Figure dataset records
****************

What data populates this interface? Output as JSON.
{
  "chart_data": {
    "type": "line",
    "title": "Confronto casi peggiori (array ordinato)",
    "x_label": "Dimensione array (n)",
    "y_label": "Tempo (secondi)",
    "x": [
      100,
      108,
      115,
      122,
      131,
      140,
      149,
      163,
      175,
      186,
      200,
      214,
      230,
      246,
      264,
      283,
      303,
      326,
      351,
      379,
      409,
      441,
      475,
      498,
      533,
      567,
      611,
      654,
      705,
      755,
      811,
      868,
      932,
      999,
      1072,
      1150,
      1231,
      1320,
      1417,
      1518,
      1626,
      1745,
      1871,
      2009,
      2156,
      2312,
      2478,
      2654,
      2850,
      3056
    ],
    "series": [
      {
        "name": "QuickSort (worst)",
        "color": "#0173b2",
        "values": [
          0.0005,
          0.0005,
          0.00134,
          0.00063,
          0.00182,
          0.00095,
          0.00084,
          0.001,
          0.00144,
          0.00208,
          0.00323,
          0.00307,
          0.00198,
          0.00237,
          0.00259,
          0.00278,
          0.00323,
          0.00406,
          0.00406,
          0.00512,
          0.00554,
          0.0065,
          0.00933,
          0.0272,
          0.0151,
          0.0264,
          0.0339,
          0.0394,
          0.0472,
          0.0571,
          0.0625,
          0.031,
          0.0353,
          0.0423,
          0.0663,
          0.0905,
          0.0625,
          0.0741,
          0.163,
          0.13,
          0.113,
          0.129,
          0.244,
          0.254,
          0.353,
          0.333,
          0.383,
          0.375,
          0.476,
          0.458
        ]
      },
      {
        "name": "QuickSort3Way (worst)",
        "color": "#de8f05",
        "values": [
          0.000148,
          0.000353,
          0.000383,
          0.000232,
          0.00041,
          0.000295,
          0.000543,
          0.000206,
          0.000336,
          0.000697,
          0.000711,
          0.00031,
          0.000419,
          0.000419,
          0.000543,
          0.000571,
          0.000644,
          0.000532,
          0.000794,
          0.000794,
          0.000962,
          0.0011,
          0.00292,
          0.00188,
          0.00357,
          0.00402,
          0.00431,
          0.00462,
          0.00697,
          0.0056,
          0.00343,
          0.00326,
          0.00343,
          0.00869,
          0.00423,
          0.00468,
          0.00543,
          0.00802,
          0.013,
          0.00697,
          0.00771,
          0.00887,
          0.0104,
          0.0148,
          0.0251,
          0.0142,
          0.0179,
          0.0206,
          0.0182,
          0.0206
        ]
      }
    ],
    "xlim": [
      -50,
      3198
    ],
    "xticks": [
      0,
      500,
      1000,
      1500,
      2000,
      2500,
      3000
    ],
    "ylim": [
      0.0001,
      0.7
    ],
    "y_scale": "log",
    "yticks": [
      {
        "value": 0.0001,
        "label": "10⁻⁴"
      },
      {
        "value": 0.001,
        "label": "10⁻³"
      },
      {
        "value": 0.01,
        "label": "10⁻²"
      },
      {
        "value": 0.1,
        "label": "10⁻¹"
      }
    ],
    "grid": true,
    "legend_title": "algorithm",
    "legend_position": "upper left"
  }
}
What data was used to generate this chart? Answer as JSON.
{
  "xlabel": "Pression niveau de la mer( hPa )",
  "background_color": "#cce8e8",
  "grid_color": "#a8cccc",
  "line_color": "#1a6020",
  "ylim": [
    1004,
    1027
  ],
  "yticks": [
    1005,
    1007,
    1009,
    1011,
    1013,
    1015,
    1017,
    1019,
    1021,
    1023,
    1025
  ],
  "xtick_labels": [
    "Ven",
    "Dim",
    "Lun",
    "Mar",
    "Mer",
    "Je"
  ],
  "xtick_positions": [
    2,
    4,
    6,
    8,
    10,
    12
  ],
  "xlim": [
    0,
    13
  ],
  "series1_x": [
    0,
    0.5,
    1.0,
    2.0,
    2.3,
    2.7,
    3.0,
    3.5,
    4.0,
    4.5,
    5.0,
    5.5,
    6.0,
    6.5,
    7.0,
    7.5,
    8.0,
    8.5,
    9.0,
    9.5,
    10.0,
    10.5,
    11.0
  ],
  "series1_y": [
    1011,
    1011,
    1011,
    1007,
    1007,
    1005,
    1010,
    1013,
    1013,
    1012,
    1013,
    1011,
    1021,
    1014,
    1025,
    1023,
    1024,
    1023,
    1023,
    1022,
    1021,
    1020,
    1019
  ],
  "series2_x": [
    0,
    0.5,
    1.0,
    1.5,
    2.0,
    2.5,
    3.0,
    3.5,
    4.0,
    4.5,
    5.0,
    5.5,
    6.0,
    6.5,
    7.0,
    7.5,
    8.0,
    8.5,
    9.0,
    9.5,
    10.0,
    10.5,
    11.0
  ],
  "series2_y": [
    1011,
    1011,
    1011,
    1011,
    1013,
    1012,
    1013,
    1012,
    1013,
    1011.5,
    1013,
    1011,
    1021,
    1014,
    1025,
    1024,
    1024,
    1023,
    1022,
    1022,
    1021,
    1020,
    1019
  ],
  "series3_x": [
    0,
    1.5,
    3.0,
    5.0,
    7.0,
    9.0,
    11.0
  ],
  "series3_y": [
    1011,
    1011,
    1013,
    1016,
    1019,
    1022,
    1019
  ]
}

****************

» **Exercise**: Retype the whole listing above exactly.

» **Response**:
What data populates this interface? Output as JSON.
{
  "chart_data": {
    "type": "line",
    "title": "Confronto casi peggiori (array ordinato)",
    "x_label": "Dimensione array (n)",
    "y_label": "Tempo (secondi)",
    "x": [
      100,
      108,
      115,
      122,
      131,
      140,
      149,
      163,
      175,
      186,
      200,
      214,
      230,
      246,
      264,
      283,
      303,
      326,
      351,
      379,
      409,
      441,
      475,
      498,
      533,
      567,
      611,
      654,
      705,
      755,
      811,
      868,
      932,
      999,
      1072,
      1150,
      1231,
      1320,
      1417,
      1518,
      1626,
      1745,
      1871,
      2009,
      2156,
      2312,
      2478,
      2654,
      2850,
      3056
    ],
    "series": [
      {
        "name": "QuickSort (worst)",
        "color": "#0173b2",
        "values": [
          0.0005,
          0.0005,
          0.00134,
          0.00063,
          0.00182,
          0.00095,
          0.00084,
          0.001,
          0.00144,
          0.00208,
          0.00323,
          0.00307,
          0.00198,
          0.00237,
          0.00259,
          0.00278,
          0.00323,
          0.00406,
          0.00406,
          0.00512,
          0.00554,
          0.0065,
          0.00933,
          0.0272,
          0.0151,
          0.0264,
          0.0339,
          0.0394,
          0.0472,
          0.0571,
          0.0625,
          0.031,
          0.0353,
          0.0423,
          0.0663,
          0.0905,
          0.0625,
          0.0741,
          0.163,
          0.13,
          0.113,
          0.129,
          0.244,
          0.254,
          0.353,
          0.333,
          0.383,
          0.375,
          0.476,
          0.458
        ]
      },
      {
        "name": "QuickSort3Way (worst)",
        "color": "#de8f05",
        "values": [
          0.000148,
          0.000353,
          0.000383,
          0.000232,
          0.00041,
          0.000295,
          0.000543,
          0.000206,
          0.000336,
          0.000697,
          0.000711,
          0.00031,
          0.000419,
          0.000419,
          0.000543,
          0.000571,
          0.000644,
          0.000532,
          0.000794,
          0.000794,
          0.000962,
          0.0011,
          0.00292,
          0.00188,
          0.00357,
          0.00402,
          0.00431,
          0.00462,
          0.00697,
          0.0056,
          0.00343,
          0.00326,
          0.00343,
          0.00869,
          0.00423,
          0.00468,
          0.00543,
          0.00802,
          0.013,
          0.00697,
          0.00771,
          0.00887,
          0.0104,
          0.0148,
          0.0251,
          0.0142,
          0.0179,
          0.0206,
          0.0182,
          0.0206
        ]
      }
    ],
    "xlim": [
      -50,
      3198
    ],
    "xticks": [
      0,
      500,
      1000,
      1500,
      2000,
      2500,
      3000
    ],
    "ylim": [
      0.0001,
      0.7
    ],
    "y_scale": "log",
    "yticks": [
      {
        "value": 0.0001,
        "label": "10⁻⁴"
      },
      {
        "value": 0.001,
        "label": "10⁻³"
      },
      {
        "value": 0.01,
        "label": "10⁻²"
      },
      {
        "value": 0.1,
        "label": "10⁻¹"
      }
    ],
    "grid": true,
    "legend_title": "algorithm",
    "legend_position": "upper left"
  }
}
What data was used to generate this chart? Answer as JSON.
{
  "xlabel": "Pression niveau de la mer( hPa )",
  "background_color": "#cce8e8",
  "grid_color": "#a8cccc",
  "line_color": "#1a6020",
  "ylim": [
    1004,
    1027
  ],
  "yticks": [
    1005,
    1007,
    1009,
    1011,
    1013,
    1015,
    1017,
    1019,
    1021,
    1023,
    1025
  ],
  "xtick_labels": [
    "Ven",
    "Dim",
    "Lun",
    "Mar",
    "Mer",
    "Je"
  ],
  "xtick_positions": [
    2,
    4,
    6,
    8,
    10,
    12
  ],
  "xlim": [
    0,
    13
  ],
  "series1_x": [
    0,
    0.5,
    1.0,
    2.0,
    2.3,
    2.7,
    3.0,
    3.5,
    4.0,
    4.5,
    5.0,
    5.5,
    6.0,
    6.5,
    7.0,
    7.5,
    8.0,
    8.5,
    9.0,
    9.5,
    10.0,
    10.5,
    11.0
  ],
  "series1_y": [
    1011,
    1011,
    1011,
    1007,
    1007,
    1005,
    1010,
    1013,
    1013,
    1012,
    1013,
    1011,
    1021,
    1014,
    1025,
    1023,
    1024,
    1023,
    1023,
    1022,
    1021,
    1020,
    1019
  ],
  "series2_x": [
    0,
    0.5,
    1.0,
    1.5,
    2.0,
    2.5,
    3.0,
    3.5,
    4.0,
    4.5,
    5.0,
    5.5,
    6.0,
    6.5,
    7.0,
    7.5,
    8.0,
    8.5,
    9.0,
    9.5,
    10.0,
    10.5,
    11.0
  ],
  "series2_y": [
    1011,
    1011,
    1011,
    1011,
    1013,
    1012,
    1013,
    1012,
    1013,
    1011.5,
    1013,
    1011,
    1021,
    1014,
    1025,
    1024,
    1024,
    1023,
    1022,
    1022,
    1021,
    1020,
    1019
  ],
  "series3_x": [
    0,
    1.5,
    3.0,
    5.0,
    7.0,
    9.0,
    11.0
  ],
  "series3_y": [
    1011,
    1011,
    1013,
    1016,
    1019,
    1022,
    1019
  ]
}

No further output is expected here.